**YOUR GOAL:** Lift out all lines below that contain "icon".

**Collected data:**
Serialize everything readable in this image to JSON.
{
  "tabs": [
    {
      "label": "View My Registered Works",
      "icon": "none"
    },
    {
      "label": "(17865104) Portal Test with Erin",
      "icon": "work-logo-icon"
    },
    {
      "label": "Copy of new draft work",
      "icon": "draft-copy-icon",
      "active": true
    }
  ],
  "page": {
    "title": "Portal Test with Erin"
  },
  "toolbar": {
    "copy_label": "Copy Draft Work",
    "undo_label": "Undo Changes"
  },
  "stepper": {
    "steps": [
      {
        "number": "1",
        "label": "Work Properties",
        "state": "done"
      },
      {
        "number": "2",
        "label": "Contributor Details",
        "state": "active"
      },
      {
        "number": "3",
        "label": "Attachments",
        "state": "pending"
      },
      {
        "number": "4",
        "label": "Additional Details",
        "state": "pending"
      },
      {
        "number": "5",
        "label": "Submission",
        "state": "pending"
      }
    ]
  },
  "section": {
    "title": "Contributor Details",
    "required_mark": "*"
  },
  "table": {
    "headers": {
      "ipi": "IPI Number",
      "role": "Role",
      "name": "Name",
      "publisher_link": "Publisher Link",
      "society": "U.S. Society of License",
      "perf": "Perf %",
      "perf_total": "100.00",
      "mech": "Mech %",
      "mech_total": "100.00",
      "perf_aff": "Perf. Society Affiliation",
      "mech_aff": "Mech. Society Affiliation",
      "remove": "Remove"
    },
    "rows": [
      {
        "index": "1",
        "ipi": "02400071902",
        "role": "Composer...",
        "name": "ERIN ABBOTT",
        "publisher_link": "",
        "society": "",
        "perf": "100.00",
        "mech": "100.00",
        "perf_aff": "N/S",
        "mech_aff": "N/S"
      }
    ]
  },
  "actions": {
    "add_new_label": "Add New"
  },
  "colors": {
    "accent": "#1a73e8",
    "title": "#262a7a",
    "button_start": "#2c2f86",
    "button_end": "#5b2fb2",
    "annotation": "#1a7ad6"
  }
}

**FULL ANSWER:**
      "icon": "none"
      "icon": "work-logo-icon"
      "icon": "draft-copy-icon",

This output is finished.